• WHAT YOU NEED TO DO: Rewrite the items from the line containing "List all visible" down through the line containing "candle-body bbox=[220, 239, 224, 251]", changing "x-tick-label" to "x-axis-label" and leaving everything else unchanged. Omit the pictures from your answer.

• PROVIDED ENTRIES:
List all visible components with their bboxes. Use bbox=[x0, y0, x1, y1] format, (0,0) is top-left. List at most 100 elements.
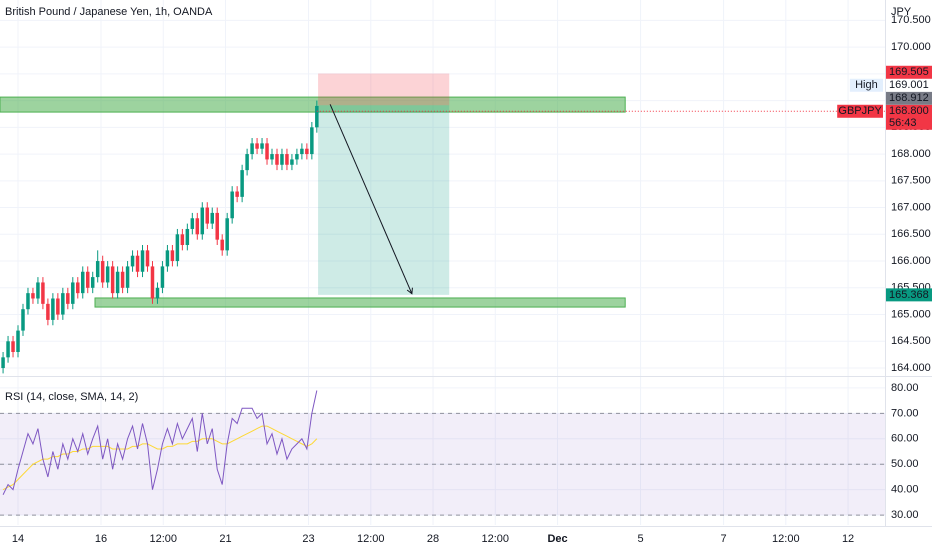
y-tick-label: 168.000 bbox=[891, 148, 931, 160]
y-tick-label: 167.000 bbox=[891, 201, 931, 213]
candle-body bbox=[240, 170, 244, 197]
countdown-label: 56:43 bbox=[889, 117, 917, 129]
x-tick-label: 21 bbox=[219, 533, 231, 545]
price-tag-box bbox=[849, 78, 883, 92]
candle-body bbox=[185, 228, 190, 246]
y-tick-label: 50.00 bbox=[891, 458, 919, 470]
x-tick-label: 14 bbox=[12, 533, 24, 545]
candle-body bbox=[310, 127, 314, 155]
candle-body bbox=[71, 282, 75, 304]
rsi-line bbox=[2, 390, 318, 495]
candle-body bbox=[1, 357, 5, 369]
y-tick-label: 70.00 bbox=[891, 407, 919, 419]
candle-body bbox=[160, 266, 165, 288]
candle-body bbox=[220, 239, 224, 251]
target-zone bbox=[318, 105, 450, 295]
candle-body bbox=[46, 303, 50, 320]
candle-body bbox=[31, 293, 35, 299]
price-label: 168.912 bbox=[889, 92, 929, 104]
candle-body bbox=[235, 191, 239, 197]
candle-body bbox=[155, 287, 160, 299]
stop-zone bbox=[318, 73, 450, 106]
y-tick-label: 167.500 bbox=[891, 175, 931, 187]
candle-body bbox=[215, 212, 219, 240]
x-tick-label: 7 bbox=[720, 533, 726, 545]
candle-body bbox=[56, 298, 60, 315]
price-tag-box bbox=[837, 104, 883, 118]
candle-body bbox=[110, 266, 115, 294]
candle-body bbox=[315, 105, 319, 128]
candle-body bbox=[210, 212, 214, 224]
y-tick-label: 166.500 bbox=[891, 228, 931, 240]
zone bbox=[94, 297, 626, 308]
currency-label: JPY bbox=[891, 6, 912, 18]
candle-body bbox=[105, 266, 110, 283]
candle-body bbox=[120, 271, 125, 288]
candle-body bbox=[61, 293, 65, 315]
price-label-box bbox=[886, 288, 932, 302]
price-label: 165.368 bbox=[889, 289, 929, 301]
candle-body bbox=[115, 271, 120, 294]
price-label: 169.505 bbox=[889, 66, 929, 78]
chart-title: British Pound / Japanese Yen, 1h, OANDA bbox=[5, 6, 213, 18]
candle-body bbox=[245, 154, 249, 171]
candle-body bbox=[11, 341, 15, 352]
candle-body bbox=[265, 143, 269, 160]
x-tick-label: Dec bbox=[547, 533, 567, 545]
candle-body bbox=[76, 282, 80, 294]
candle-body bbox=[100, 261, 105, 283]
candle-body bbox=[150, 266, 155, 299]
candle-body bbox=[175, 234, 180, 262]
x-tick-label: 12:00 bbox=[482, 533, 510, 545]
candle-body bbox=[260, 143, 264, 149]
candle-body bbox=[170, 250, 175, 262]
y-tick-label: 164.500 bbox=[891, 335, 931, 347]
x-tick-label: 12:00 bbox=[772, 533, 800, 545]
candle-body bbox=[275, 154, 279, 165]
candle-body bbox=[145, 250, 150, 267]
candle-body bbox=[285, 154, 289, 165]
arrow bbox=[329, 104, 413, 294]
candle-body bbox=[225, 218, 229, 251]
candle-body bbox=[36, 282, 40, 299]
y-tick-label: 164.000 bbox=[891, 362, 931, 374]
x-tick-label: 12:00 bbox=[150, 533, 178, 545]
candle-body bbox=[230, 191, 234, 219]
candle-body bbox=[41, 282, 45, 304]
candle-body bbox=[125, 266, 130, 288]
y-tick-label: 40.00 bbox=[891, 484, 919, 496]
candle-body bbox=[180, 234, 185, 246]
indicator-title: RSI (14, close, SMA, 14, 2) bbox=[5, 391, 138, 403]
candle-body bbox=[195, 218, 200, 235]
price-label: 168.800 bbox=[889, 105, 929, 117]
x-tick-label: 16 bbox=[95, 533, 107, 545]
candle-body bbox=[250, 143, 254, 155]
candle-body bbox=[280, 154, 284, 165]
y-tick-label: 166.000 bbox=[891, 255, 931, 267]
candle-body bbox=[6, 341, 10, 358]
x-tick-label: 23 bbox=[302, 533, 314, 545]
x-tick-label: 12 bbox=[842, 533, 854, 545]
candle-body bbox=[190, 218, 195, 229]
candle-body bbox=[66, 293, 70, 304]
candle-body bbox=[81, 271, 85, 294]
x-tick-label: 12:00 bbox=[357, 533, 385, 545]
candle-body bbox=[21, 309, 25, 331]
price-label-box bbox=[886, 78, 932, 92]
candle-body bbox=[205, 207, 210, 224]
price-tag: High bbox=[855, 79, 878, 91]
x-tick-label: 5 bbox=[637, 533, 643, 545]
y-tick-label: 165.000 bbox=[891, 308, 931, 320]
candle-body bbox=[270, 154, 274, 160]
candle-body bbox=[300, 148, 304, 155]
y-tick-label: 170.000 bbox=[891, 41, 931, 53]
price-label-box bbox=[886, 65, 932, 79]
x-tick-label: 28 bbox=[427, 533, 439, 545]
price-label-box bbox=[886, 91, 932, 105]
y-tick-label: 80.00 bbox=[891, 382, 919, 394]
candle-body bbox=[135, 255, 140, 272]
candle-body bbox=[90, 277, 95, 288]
==
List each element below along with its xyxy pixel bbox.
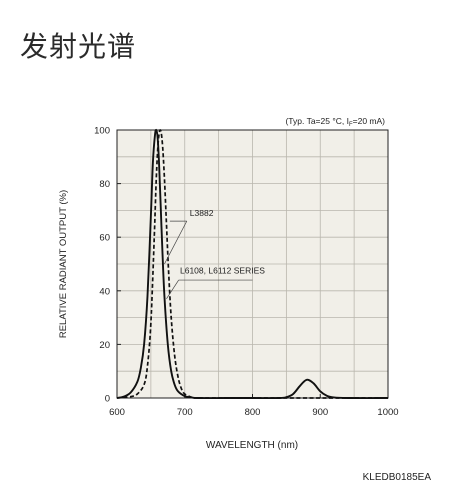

• RESULT:
List all visible components with their bboxes. Use bbox=[x0, y0, x1, y1] format, (0,0) is top-left. List at most 100 elements.
y-tick-label: 168.000 bbox=[891, 148, 931, 160]
y-tick-label: 167.000 bbox=[891, 201, 931, 213]
candle-body bbox=[240, 170, 244, 197]
countdown-label: 56:43 bbox=[889, 117, 917, 129]
x-axis-label: 21 bbox=[219, 533, 231, 545]
price-tag-box bbox=[849, 78, 883, 92]
candle-body bbox=[185, 228, 190, 246]
y-tick-label: 50.00 bbox=[891, 458, 919, 470]
x-axis-label: 14 bbox=[12, 533, 24, 545]
candle-body bbox=[310, 127, 314, 155]
candle-body bbox=[71, 282, 75, 304]
rsi-line bbox=[2, 390, 318, 495]
candle-body bbox=[1, 357, 5, 369]
y-tick-label: 70.00 bbox=[891, 407, 919, 419]
candle-body bbox=[160, 266, 165, 288]
candle-body bbox=[220, 239, 224, 251]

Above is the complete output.